• [Objective] Gather the lines below that include the string "name", copying each in full.

>> start Task data

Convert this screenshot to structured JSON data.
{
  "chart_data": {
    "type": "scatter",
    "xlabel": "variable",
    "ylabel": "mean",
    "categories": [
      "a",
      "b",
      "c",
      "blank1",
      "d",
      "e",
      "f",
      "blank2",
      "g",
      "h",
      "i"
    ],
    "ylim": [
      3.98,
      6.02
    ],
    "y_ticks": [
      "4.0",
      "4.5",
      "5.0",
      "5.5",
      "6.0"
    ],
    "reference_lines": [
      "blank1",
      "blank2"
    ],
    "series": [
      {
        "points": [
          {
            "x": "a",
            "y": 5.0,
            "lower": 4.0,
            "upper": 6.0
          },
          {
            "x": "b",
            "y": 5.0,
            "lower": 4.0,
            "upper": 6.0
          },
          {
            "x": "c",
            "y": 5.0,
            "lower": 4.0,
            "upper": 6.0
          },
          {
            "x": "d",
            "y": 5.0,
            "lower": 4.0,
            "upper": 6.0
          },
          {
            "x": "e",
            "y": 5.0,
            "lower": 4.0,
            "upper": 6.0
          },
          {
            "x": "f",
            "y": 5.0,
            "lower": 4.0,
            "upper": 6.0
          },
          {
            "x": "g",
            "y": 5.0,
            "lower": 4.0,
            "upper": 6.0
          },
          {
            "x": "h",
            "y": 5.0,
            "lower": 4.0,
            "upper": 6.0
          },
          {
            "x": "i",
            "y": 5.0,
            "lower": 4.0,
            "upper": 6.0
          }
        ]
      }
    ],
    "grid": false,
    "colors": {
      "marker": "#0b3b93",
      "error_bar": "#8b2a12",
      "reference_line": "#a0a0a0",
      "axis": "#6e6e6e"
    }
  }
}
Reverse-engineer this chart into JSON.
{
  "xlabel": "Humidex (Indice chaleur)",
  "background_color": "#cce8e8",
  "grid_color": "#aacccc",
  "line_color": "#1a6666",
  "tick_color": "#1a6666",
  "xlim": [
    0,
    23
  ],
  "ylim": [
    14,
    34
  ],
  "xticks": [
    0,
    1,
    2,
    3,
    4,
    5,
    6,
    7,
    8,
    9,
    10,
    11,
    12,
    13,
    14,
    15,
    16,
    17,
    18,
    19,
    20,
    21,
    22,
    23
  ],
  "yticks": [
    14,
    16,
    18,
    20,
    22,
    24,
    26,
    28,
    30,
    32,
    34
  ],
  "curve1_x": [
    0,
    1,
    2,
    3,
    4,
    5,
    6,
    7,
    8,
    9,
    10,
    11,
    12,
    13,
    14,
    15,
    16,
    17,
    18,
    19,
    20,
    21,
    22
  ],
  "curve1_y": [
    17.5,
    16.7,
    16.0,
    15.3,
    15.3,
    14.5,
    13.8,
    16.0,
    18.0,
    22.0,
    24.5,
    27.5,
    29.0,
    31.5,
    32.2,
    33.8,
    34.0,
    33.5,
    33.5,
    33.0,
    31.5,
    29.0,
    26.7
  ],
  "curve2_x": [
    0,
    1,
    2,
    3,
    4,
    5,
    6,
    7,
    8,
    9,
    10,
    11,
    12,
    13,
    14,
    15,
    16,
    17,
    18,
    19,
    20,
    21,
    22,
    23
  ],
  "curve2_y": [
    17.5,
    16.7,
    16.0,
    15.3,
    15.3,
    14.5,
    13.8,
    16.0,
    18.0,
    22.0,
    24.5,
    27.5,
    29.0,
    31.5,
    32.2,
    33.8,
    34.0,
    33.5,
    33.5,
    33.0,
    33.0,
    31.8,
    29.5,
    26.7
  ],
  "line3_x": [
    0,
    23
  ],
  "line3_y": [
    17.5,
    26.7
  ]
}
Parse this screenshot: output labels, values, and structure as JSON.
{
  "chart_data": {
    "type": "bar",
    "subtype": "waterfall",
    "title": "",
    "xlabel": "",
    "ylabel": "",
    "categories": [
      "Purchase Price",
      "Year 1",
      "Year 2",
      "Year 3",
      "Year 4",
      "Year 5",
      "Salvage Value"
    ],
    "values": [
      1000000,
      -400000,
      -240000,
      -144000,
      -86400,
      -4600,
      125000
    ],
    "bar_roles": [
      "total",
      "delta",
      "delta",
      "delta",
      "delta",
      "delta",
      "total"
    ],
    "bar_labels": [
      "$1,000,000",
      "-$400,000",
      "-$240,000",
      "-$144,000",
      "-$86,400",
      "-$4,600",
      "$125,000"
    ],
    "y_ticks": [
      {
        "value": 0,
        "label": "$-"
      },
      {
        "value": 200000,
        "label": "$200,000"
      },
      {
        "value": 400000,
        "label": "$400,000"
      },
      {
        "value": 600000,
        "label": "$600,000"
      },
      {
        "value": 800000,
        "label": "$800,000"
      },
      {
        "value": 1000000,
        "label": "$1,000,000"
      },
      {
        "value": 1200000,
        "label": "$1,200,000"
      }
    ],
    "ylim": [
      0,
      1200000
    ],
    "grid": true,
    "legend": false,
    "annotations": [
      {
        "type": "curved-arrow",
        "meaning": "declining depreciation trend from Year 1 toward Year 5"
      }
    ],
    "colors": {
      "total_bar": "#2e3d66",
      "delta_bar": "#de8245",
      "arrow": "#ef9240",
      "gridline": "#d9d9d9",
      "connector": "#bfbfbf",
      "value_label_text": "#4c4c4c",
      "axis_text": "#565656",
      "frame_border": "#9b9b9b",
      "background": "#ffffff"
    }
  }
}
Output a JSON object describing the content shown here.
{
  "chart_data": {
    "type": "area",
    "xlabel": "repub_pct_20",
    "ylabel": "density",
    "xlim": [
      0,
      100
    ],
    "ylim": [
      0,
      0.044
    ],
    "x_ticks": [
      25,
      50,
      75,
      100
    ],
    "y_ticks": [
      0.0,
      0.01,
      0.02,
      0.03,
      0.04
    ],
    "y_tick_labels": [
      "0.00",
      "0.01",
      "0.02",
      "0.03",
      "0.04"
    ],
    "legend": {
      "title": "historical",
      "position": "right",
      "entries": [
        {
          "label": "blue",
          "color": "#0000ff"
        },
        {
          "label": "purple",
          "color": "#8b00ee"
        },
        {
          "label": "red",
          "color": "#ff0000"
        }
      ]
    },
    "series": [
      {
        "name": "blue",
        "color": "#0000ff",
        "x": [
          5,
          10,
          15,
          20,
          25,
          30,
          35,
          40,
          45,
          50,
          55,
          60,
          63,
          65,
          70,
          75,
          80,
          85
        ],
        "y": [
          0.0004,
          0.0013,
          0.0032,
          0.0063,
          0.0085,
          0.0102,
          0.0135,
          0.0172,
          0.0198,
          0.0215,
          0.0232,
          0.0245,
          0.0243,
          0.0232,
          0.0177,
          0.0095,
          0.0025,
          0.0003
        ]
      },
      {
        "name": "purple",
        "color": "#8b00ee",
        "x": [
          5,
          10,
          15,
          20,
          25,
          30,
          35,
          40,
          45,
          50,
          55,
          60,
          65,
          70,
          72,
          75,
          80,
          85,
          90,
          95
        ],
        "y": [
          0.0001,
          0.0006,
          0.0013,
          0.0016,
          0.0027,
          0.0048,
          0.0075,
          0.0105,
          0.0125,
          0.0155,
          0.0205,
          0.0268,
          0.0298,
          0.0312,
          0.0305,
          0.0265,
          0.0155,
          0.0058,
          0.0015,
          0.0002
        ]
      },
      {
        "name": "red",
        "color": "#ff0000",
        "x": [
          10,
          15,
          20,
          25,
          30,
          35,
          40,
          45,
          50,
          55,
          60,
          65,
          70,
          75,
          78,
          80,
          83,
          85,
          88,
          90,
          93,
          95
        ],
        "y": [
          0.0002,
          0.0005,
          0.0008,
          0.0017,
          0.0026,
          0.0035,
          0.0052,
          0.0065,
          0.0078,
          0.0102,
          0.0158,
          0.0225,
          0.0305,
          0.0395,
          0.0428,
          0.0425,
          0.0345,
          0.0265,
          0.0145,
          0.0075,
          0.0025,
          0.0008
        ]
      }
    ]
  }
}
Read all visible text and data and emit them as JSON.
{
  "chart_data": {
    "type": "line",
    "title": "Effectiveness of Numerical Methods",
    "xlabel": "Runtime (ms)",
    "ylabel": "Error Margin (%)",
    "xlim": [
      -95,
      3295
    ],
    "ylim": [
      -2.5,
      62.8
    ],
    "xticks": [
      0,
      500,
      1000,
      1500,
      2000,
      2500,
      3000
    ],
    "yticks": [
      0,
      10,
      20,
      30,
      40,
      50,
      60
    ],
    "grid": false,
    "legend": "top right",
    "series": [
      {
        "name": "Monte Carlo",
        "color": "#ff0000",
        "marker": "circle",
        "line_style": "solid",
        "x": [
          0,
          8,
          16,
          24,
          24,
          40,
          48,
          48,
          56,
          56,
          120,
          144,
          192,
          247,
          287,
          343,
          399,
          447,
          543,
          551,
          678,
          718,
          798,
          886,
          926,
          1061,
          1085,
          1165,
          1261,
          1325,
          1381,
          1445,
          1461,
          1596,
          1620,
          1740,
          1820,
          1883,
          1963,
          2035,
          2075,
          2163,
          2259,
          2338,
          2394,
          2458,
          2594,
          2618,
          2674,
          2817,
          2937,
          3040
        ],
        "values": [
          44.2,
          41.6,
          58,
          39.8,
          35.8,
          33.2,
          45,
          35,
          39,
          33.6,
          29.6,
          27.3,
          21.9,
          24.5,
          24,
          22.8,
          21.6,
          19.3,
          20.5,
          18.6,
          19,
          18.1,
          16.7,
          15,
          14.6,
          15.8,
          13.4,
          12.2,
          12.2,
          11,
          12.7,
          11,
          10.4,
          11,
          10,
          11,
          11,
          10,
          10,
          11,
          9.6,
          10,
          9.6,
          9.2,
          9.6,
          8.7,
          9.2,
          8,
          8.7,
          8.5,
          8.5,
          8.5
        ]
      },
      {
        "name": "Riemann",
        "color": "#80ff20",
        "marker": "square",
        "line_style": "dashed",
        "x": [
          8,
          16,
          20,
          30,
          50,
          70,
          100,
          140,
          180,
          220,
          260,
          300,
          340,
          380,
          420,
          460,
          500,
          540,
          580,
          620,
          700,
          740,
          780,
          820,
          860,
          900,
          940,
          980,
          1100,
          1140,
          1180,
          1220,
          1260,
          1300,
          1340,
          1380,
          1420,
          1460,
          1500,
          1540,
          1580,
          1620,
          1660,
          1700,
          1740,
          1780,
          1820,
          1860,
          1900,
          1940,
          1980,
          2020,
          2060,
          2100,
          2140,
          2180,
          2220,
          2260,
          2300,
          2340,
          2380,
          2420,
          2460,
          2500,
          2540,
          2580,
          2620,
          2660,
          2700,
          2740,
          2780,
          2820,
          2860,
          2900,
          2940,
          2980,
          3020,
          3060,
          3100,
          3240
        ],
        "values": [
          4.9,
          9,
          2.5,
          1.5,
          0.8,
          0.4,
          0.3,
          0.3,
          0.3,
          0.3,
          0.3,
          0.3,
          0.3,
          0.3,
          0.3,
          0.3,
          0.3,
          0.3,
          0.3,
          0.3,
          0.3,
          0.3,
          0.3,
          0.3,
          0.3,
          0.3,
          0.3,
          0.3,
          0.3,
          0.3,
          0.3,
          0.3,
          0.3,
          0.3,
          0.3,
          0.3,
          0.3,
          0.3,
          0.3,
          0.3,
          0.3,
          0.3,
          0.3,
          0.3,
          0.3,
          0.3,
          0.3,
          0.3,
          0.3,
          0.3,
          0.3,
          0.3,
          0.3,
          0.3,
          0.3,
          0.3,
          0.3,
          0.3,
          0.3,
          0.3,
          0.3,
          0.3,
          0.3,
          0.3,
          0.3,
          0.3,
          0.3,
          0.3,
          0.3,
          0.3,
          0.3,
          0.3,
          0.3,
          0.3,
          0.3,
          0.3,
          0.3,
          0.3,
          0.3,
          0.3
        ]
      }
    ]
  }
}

>> end Task data

• [Answer for the task]
        "name": "blue",
        "name": "purple",
        "name": "red",
        "name": "Monte Carlo",
        "name": "Riemann",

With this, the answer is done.